■ **Quoted passage**:
━━━━
Here in the United Kingdom we have probably all seen one of the advertisements for a certain well known car insurance comparison company in which a familiar Arabic actor informs us ‘Brits’ that we are hopeless at haggling. There is a certain amount of truth in this, we have all probably returned from our holidays this year with an item or items that seemed a great bargain at the time, but in retrospect we are a little less proud of our ability to barter than we were after leaving the stall or shop! Browsing market stalls and backstreet shops in Marrakech or Egypt in search for a bargain is part of the charm and pleasure of travelling. Finding that perfect souvenir at a ‘knockdown’ price gives us something to treasure and a story of our prestigious bartering skills to regale our family and friends with for decades.
There is undoubtedly a skill to haggling, and one that unfortunately evades a great many of us. It involves walking a fine line between being ‘ripped’ off and leaving a market stall holder with fair payment for his product. It is blatantly obvious to the average travelling bargain hunter that any stall holder worth his salt can spot a tourist at one thousand paces. The pale skin and expensive travelling accessories are more than enough for even the most myopic trader to notice and will double, triple or even quadruple his prices in accordance.
━━━━
■ **Excerpted records**:
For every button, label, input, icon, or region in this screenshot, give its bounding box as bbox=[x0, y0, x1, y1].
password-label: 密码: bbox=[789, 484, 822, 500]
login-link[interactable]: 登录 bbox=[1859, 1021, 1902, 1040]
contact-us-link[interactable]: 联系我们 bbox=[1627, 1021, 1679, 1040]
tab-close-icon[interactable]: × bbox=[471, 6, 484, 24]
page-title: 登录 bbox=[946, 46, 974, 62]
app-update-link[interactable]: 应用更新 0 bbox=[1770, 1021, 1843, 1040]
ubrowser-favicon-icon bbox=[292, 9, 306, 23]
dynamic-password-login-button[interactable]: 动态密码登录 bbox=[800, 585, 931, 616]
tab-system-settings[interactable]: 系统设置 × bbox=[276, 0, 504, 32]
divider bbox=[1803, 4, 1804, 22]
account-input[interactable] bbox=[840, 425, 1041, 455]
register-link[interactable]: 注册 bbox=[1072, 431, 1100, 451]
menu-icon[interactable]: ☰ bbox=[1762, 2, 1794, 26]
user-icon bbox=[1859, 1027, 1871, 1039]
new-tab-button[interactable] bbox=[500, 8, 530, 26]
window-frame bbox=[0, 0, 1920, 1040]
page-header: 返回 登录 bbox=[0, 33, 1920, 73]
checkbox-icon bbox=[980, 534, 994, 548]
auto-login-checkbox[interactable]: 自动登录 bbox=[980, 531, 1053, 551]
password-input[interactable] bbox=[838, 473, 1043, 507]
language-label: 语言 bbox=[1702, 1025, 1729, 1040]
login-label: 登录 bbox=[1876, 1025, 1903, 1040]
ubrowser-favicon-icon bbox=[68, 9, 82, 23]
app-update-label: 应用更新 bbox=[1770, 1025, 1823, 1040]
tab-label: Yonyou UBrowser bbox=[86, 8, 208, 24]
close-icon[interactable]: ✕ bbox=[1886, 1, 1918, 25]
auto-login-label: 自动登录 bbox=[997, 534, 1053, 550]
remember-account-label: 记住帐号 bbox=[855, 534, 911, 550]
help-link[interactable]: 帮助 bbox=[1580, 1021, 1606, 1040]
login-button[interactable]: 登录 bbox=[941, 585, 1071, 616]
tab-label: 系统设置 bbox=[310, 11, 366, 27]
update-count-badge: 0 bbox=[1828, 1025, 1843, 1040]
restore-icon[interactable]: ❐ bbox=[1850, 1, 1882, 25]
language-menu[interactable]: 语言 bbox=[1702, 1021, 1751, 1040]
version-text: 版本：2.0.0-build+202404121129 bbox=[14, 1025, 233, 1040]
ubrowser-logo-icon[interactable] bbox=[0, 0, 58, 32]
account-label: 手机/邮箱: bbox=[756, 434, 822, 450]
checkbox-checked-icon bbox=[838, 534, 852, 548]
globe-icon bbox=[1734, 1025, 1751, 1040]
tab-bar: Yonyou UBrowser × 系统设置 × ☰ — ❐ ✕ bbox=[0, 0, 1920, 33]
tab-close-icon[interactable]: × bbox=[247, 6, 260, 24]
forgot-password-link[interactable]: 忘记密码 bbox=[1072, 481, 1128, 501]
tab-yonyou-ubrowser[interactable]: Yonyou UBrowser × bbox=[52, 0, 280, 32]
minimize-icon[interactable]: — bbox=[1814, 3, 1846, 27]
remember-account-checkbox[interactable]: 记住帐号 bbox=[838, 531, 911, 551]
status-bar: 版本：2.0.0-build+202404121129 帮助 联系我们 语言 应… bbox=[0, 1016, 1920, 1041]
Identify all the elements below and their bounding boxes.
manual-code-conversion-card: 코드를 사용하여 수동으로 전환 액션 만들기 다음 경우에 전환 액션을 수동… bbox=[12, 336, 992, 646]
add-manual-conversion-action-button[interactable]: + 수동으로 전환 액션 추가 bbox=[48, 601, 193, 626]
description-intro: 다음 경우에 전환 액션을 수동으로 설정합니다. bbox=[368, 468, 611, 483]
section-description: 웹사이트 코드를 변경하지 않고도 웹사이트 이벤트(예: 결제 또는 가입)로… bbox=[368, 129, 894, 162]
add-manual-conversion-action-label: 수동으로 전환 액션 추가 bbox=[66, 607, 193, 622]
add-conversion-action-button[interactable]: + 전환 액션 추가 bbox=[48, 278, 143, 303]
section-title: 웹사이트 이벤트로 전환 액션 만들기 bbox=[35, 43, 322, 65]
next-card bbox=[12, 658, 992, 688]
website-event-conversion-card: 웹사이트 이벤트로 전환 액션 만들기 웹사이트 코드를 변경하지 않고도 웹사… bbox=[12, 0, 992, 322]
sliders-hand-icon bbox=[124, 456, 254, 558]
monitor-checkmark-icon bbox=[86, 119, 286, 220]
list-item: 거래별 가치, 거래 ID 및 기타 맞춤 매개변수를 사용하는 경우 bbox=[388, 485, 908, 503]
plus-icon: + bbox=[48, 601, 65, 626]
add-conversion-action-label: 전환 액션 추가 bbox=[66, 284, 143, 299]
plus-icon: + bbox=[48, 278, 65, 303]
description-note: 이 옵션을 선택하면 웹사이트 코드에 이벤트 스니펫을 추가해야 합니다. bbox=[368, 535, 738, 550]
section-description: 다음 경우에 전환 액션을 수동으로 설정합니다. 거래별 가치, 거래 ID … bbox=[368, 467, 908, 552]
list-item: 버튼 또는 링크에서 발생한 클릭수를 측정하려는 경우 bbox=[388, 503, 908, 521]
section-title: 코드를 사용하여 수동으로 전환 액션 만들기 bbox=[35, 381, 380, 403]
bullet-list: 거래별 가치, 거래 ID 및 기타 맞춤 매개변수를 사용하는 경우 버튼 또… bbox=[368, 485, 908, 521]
━━━━
■ **Parts of the exercise**:
**a.** From the passage on haggling, can you set down the stretch from "Here in the" through "with for decades."?
**b.** Do these statements agree with the passage on haggling? Answer yes or no for each, quoting the words of the passage that decide it: (i) The actor in the car insurance advertisement is Arabic. (ii) Few people lack the skill of haggling. (iii) Traders may raise their prices as much as fivefold for tourists.
The material placed after the passage on haggling is separate from it.

■ **Solution set**:
**a.**
Here in the United Kingdom we have probably all seen one of the advertisements for a certain well known car insurance comparison company in which a familiar Arabic actor informs us ‘Brits’ that we are hopeless at haggling. There is a certain amount of truth in this, we have all probably returned from our holidays this year with an item or items that seemed a great bargain at the time, but in retrospect we are a little less proud of our ability to barter than we were after leaving the stall or shop! Browsing market stalls and backstreet shops in Marrakech or Egypt in search for a bargain is part of the charm and pleasure of travelling. Finding that perfect souvenir at a ‘knockdown’ price gives us something to treasure and a story of our prestigious bartering skills to regale our family and friends with for decades.

**b.**
(i) Yes: "a familiar Arabic actor informs us ‘Brits’ that we are hopeless at haggling"
(ii) No: "There is undoubtedly a skill to haggling, and one that unfortunately evades a great many of us."
(iii) No: "will double, triple or even quadruple his prices in accordance"